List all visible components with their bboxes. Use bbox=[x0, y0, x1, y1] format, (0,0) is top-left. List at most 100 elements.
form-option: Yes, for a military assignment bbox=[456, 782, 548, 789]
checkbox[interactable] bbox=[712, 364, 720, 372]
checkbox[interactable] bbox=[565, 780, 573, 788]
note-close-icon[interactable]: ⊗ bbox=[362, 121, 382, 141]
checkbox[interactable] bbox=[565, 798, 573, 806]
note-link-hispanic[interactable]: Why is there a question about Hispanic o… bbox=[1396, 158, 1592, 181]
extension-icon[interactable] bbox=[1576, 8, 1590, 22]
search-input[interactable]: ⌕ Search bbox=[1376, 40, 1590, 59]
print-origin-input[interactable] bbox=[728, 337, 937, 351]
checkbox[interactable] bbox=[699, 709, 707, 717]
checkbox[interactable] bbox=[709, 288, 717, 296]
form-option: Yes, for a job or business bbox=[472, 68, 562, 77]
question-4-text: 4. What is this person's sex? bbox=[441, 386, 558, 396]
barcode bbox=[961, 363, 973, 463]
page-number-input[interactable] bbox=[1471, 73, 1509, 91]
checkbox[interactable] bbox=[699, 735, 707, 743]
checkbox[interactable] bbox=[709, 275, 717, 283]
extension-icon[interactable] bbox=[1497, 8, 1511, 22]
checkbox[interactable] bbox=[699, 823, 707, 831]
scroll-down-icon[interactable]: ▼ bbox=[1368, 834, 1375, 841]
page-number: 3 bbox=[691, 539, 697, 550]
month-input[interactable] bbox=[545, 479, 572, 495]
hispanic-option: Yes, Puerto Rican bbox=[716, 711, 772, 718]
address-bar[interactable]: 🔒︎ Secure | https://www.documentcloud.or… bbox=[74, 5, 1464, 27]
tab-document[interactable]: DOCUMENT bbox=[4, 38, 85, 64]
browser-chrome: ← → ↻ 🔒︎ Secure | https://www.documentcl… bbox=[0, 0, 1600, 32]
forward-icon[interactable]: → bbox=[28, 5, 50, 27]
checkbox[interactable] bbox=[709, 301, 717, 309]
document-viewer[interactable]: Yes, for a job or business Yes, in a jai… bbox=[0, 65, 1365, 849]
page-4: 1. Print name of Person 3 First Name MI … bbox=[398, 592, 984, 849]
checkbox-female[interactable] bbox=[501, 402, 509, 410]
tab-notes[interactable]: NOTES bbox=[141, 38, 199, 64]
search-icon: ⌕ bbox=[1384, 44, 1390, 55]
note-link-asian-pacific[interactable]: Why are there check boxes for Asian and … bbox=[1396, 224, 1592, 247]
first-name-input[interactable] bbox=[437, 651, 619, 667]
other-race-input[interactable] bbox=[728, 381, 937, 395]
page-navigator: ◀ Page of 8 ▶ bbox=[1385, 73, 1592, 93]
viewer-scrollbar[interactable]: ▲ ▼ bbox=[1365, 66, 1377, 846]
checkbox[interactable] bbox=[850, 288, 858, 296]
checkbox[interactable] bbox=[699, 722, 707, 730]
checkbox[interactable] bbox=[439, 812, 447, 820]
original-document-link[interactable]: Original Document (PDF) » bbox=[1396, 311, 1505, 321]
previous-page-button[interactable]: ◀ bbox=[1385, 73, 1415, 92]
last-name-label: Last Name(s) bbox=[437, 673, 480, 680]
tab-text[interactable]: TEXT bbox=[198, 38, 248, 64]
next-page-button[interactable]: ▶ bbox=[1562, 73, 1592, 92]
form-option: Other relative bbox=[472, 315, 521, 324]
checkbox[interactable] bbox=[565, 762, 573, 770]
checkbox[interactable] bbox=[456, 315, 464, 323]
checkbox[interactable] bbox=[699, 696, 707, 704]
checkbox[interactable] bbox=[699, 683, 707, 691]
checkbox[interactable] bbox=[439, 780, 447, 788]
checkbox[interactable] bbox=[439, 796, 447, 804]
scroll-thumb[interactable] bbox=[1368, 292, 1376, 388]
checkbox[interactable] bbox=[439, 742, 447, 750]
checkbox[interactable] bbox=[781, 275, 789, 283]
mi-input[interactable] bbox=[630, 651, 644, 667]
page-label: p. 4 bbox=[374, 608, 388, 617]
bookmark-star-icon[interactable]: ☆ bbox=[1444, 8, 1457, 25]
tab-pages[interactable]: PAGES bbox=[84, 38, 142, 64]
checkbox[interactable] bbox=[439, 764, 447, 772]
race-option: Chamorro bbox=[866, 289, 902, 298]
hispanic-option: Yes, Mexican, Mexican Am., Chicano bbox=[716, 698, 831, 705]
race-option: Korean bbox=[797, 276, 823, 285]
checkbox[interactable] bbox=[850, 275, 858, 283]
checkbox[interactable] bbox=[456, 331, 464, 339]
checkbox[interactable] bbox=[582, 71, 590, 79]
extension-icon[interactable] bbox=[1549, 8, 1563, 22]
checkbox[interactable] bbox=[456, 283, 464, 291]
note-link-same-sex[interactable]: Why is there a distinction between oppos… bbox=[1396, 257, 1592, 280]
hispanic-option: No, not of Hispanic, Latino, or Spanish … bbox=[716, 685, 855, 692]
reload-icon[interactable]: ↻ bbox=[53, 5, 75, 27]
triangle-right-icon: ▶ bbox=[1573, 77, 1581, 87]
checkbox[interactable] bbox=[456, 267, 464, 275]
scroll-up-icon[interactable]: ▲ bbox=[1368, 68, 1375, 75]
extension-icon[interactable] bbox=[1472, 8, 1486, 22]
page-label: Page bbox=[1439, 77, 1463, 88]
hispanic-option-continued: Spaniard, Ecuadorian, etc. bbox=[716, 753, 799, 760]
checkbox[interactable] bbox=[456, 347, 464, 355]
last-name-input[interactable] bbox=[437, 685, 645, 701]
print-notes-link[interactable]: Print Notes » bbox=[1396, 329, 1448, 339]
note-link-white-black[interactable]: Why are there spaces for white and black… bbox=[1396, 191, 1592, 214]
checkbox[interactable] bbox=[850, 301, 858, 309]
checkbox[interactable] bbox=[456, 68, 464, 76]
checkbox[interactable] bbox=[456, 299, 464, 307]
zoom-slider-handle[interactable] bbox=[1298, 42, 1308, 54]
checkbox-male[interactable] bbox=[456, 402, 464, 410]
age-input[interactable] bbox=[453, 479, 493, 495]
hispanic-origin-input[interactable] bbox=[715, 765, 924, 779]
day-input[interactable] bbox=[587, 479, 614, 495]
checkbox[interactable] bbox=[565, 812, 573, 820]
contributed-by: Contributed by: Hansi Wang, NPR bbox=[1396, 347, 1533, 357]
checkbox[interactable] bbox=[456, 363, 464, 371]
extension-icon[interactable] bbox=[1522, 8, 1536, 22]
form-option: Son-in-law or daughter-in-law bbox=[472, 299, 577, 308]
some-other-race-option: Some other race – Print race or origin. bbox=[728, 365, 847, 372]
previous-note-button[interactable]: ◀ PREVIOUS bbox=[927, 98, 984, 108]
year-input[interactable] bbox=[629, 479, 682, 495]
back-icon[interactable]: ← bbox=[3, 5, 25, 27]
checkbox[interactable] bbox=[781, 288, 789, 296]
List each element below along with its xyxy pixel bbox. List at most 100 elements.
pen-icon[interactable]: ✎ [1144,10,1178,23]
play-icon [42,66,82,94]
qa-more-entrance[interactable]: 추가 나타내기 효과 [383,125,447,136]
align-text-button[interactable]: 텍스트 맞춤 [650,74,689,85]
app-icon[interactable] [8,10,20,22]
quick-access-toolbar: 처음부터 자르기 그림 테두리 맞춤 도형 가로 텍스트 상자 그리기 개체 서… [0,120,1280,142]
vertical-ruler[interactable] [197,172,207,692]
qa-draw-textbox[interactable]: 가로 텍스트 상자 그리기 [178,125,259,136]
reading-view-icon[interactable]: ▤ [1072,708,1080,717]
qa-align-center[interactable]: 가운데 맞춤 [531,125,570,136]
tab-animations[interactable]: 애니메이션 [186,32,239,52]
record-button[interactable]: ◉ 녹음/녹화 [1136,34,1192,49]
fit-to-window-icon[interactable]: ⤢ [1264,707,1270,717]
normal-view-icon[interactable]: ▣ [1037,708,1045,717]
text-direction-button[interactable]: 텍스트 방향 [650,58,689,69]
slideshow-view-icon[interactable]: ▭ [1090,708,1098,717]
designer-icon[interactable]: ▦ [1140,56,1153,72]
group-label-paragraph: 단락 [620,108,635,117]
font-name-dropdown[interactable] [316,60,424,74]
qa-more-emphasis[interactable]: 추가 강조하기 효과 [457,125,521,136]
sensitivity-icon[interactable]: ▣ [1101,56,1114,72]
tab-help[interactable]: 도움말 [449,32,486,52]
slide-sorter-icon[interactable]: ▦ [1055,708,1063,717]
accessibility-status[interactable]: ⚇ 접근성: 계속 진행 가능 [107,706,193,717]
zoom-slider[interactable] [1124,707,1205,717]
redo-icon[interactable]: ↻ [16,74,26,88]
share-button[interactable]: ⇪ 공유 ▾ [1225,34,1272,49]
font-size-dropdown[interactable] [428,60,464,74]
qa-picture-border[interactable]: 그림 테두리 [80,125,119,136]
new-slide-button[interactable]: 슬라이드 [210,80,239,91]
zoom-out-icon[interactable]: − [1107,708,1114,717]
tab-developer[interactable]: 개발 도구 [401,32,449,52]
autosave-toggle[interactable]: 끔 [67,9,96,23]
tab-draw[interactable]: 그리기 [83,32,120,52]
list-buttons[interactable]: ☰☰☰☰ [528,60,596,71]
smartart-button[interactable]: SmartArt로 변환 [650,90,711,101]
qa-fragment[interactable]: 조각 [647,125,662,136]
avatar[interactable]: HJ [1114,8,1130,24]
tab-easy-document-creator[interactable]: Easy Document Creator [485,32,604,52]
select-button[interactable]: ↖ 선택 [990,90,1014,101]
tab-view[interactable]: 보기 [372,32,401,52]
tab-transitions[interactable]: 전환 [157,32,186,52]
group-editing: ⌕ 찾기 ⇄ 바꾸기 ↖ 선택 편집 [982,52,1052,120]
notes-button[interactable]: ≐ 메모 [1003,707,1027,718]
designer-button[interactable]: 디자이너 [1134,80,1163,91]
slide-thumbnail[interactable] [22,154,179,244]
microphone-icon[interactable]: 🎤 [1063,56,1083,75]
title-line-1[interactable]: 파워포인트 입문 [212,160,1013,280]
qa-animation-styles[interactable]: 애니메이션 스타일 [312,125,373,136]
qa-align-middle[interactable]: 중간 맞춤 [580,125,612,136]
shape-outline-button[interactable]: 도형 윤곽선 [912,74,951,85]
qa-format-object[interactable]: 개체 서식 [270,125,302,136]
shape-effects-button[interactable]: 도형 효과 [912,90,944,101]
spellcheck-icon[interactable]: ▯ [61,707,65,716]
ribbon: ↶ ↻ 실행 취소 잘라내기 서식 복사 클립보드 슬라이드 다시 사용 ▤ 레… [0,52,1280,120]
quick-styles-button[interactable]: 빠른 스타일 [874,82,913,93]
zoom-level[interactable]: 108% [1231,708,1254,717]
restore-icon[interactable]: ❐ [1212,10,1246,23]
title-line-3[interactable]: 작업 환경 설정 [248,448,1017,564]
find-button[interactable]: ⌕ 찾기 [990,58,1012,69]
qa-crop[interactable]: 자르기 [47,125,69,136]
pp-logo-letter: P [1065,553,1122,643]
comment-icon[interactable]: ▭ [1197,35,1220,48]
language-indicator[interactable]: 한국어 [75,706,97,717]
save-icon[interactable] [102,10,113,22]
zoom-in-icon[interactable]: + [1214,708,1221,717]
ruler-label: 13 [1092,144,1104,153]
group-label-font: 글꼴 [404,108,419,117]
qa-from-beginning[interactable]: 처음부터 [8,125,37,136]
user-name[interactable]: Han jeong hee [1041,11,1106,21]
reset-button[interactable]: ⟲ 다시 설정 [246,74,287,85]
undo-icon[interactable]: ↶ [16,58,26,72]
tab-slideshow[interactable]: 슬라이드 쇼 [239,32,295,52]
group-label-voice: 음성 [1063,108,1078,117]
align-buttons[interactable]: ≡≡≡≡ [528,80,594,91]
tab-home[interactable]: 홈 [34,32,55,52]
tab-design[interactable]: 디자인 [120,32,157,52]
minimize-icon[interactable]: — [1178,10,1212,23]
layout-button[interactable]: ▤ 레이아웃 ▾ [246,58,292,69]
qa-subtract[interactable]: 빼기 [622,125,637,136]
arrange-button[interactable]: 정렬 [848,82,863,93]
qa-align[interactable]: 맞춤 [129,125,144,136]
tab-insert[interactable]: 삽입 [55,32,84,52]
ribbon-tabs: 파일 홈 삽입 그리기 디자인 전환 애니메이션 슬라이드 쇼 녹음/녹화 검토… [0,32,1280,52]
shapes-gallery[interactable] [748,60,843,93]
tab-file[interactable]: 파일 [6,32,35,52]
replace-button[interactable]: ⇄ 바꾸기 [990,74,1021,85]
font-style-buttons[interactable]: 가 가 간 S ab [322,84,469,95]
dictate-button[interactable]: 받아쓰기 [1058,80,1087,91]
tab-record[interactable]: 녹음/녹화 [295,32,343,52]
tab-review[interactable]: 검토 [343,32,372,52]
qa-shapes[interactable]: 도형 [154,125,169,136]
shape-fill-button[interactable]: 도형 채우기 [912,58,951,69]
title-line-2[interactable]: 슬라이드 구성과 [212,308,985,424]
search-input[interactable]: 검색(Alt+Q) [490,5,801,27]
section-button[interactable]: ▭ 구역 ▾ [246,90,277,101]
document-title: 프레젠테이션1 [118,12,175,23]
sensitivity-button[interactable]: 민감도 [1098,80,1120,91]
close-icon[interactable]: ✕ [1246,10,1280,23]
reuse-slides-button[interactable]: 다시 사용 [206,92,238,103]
----------------
(Task instructions) Rewrite the data from its first line through the line holding "checkbox[interactable] bbox=[565, 798, 573, 806]", both included, with "military" swapped for "army" and everything else left as it is.

(Problem solution)
List all visible components with their bboxes. Use bbox=[x0, y0, x1, y1] format, (0,0) is top-left. List at most 100 elements.
form-option: Yes, for a army assignment bbox=[456, 782, 548, 789]
checkbox[interactable] bbox=[712, 364, 720, 372]
checkbox[interactable] bbox=[565, 780, 573, 788]
note-close-icon[interactable]: ⊗ bbox=[362, 121, 382, 141]
checkbox[interactable] bbox=[565, 798, 573, 806]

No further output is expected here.